─── Material for the task
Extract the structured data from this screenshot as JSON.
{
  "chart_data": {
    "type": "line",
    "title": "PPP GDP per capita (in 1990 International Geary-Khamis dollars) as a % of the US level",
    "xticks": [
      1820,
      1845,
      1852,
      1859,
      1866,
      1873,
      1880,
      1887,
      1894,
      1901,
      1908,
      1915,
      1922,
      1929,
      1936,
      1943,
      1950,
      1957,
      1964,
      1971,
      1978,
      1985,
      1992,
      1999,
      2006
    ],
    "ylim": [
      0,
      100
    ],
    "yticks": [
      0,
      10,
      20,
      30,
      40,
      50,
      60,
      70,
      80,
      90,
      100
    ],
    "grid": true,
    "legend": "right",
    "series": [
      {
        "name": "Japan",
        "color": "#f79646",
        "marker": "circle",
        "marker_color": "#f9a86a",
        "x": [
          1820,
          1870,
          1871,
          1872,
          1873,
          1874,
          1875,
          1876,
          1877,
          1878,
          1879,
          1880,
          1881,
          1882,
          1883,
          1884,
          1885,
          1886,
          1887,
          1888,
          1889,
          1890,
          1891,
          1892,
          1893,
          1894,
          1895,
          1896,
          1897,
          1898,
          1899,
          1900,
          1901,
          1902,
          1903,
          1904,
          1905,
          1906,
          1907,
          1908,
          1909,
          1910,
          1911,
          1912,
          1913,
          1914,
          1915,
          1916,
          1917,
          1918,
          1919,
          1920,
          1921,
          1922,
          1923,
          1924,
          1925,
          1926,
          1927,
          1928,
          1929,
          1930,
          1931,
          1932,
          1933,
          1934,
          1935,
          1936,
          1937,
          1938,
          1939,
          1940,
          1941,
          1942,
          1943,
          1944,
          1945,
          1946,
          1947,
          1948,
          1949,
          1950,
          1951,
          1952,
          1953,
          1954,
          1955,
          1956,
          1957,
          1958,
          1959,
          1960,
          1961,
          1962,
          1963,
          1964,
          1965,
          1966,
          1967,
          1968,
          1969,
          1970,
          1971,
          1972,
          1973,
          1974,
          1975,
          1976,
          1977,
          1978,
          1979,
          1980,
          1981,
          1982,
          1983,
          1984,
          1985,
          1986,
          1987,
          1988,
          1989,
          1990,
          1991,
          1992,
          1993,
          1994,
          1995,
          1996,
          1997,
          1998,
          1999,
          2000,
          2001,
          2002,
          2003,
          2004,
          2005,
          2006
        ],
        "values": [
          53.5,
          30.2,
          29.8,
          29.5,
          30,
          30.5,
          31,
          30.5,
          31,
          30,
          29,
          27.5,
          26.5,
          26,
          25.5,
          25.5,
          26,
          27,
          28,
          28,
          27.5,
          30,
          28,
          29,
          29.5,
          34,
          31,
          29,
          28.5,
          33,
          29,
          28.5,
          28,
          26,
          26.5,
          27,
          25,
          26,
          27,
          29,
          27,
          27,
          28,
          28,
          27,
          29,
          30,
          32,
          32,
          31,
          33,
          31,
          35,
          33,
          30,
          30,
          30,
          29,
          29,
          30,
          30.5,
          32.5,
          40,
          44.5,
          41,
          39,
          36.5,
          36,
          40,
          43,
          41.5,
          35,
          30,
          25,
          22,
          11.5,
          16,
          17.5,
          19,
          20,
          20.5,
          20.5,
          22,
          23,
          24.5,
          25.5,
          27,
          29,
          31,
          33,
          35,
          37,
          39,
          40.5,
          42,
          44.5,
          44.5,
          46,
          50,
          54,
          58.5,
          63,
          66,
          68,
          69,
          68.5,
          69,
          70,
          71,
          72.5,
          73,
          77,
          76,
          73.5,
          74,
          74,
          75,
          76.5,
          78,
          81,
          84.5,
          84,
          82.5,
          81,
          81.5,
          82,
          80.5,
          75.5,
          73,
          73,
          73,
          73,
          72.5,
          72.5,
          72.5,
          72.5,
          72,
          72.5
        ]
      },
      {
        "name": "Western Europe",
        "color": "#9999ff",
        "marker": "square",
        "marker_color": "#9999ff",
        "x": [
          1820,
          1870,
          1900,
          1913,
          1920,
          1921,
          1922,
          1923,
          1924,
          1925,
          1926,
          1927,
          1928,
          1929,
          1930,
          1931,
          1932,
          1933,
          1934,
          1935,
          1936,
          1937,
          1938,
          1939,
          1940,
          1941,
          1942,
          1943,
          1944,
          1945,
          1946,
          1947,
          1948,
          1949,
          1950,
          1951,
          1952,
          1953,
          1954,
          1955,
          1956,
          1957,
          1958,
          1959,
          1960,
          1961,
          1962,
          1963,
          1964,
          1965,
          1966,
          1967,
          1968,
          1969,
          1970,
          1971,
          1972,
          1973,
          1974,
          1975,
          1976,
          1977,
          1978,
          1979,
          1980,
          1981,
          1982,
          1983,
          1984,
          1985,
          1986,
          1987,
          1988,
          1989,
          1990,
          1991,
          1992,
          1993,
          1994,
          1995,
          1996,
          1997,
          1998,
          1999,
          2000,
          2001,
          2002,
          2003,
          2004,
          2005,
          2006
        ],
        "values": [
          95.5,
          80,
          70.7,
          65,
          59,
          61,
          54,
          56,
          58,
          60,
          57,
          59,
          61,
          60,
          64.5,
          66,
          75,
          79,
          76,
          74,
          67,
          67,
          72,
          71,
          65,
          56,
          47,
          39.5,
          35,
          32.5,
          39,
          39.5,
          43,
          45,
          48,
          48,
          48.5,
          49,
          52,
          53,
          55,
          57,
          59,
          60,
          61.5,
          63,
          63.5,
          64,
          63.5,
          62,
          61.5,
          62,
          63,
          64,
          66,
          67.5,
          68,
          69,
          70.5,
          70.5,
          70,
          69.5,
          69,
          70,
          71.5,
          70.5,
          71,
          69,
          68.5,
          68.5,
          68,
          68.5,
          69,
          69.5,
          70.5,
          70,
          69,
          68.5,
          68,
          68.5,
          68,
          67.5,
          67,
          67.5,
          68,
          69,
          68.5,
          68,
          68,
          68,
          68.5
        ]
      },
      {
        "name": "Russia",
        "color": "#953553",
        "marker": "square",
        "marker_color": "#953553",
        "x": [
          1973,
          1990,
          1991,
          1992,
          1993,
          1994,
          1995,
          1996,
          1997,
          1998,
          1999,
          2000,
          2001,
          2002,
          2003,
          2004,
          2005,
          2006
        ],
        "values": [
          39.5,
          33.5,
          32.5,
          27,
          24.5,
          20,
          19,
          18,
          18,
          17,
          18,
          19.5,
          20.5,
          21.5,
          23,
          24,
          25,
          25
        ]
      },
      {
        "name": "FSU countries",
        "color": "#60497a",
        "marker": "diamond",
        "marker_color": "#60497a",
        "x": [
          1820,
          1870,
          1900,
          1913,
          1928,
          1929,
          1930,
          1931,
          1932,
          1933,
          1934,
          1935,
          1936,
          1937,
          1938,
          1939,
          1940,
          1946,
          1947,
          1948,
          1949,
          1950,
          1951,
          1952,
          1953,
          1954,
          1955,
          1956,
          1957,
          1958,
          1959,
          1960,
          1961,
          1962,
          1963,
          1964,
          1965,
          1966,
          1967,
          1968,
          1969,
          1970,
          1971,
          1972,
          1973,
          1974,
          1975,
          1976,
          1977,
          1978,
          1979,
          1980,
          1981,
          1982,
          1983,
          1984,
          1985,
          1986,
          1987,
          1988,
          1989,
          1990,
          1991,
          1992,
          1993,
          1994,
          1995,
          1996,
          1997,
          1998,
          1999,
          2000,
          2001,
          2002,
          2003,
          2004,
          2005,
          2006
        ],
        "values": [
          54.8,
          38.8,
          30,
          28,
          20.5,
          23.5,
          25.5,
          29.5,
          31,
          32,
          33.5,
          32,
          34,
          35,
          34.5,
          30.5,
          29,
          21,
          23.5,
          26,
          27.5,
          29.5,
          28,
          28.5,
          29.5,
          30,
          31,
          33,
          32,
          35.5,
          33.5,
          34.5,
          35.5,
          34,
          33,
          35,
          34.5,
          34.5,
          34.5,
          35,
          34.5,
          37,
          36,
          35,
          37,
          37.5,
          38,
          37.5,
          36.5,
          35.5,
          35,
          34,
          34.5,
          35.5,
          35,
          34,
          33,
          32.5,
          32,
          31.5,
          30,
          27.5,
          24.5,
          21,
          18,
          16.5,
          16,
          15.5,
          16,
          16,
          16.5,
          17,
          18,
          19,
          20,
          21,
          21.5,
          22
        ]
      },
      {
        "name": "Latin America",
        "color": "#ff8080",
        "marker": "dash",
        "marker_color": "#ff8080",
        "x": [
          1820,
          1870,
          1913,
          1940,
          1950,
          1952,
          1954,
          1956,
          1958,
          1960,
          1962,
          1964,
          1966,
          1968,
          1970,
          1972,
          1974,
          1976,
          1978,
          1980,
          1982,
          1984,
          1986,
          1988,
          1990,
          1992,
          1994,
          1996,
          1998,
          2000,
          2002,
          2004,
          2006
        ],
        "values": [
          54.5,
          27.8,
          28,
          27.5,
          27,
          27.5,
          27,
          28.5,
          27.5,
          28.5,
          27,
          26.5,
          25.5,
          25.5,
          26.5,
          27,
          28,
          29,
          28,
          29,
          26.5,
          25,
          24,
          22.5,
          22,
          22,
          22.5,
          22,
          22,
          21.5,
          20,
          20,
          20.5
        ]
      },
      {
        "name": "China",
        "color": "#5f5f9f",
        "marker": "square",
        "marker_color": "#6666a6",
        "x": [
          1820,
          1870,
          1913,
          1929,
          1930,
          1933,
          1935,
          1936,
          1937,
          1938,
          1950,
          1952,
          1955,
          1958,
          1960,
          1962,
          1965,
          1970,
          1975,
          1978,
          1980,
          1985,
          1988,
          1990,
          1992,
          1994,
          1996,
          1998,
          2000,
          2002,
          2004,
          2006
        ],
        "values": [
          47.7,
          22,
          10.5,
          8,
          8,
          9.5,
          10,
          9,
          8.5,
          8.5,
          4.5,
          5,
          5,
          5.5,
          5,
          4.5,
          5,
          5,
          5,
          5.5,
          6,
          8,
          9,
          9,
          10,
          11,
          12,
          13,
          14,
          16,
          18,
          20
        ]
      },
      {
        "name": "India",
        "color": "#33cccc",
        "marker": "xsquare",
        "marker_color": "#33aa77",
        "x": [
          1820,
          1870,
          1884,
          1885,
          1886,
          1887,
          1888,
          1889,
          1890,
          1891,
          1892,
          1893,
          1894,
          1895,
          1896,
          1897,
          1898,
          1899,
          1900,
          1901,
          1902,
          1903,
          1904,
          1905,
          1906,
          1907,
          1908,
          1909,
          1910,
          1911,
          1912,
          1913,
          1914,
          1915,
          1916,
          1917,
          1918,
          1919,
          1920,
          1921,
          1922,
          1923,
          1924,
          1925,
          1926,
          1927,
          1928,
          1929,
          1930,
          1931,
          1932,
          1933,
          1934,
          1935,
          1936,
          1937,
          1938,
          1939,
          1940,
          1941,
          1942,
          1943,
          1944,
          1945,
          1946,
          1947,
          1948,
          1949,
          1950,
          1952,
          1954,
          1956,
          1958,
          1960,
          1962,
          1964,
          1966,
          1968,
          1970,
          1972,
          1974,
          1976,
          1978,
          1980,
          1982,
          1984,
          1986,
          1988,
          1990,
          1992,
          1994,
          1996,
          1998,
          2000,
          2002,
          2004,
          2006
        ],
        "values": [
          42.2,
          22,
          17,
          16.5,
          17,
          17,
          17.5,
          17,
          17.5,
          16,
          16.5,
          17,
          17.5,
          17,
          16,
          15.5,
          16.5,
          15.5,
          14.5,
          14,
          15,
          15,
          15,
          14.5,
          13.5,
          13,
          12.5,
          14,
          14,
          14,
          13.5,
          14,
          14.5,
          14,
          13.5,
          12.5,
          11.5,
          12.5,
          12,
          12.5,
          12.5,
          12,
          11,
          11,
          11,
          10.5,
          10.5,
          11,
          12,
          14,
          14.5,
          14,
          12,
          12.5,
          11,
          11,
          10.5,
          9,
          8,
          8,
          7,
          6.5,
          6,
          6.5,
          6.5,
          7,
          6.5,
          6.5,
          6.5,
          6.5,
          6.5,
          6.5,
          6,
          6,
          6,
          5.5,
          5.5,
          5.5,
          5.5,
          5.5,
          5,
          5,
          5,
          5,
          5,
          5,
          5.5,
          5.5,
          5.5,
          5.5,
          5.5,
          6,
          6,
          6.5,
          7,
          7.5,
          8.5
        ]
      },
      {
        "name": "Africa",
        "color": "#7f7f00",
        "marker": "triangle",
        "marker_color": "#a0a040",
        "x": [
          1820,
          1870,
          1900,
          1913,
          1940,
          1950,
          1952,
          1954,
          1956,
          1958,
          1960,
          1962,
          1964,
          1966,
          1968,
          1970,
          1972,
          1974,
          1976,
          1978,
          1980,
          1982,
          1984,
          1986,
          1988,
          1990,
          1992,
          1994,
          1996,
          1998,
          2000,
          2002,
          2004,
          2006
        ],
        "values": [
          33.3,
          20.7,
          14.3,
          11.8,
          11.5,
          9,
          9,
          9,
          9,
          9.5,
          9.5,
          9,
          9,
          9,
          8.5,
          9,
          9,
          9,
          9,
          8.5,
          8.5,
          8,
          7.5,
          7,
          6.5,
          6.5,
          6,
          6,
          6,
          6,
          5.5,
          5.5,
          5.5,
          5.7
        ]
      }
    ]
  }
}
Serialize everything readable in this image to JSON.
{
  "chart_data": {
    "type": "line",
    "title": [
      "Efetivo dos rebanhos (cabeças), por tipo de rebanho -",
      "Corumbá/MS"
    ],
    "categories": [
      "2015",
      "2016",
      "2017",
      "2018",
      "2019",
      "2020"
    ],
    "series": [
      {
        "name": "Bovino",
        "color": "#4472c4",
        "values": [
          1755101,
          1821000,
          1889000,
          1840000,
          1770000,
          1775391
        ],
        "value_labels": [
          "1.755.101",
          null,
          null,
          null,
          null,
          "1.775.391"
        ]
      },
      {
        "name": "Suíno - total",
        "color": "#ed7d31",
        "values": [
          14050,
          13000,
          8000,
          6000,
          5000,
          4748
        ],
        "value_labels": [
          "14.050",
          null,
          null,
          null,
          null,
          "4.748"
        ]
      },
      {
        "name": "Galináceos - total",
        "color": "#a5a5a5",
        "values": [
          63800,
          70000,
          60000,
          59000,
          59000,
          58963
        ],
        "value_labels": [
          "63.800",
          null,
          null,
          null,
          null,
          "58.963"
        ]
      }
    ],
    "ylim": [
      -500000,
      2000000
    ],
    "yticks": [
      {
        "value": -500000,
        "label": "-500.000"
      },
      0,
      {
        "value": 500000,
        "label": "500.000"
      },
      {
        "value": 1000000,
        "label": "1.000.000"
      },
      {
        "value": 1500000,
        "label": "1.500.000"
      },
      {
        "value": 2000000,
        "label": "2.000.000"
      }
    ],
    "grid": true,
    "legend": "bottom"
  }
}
──────
* **Problem**: The word "JSON" may occur in lines of the records. Report how many such lines there are, giving only the number.

* **Problem solution**: 2